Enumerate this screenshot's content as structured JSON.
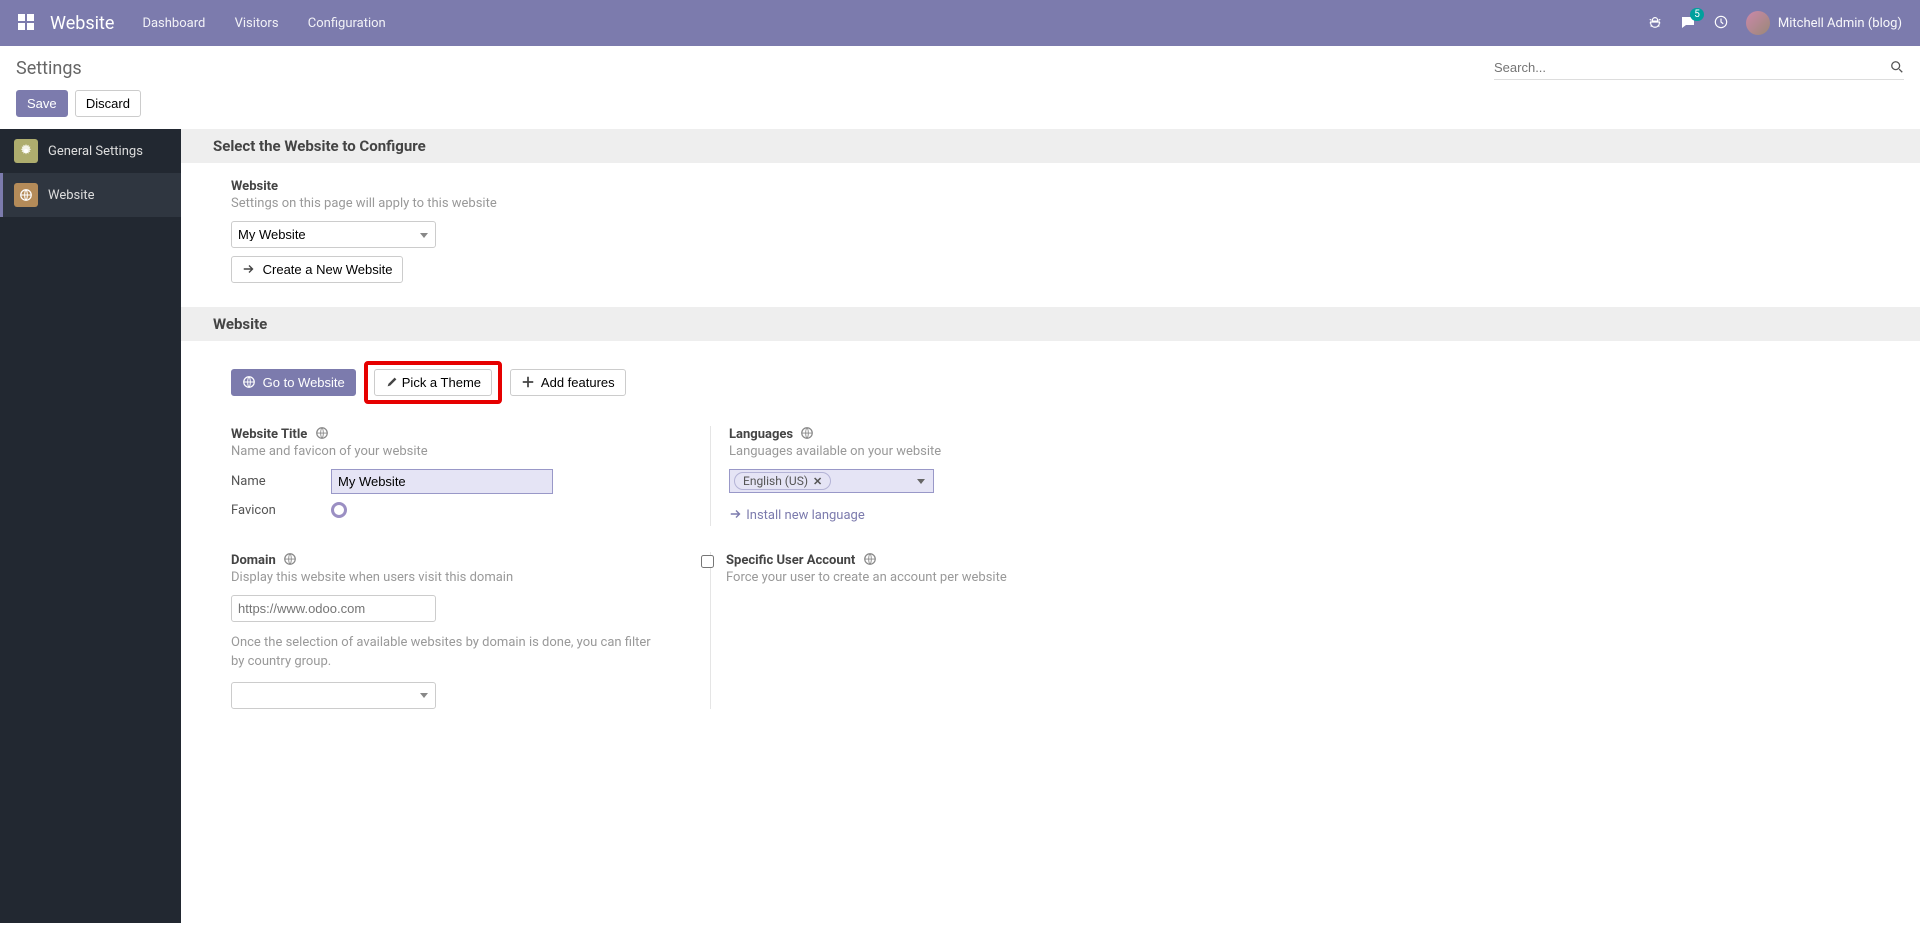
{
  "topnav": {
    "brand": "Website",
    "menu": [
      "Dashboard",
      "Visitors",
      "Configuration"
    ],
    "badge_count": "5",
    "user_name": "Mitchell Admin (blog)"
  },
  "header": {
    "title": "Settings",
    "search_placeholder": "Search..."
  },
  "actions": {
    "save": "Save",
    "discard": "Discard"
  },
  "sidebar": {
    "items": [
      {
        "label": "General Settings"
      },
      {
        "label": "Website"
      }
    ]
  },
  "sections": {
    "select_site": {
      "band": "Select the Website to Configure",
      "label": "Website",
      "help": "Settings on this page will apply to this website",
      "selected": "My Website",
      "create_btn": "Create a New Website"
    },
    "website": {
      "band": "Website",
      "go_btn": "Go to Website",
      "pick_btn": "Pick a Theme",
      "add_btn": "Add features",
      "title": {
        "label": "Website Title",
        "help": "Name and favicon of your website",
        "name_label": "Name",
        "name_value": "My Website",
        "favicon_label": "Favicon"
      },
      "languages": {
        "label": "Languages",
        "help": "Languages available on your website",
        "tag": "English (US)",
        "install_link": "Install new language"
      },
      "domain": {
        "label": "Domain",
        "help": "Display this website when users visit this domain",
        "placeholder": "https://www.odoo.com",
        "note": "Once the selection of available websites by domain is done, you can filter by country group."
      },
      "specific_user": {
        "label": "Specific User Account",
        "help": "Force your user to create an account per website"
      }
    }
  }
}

YOUR GOAL
In the records above, find each line that holds the word "Settings"; copy all such lines.

SOLUTION TO THIS PROBLEM
    "title": "Settings",
        "label": "General Settings"
      "help": "Settings on this page will apply to this website",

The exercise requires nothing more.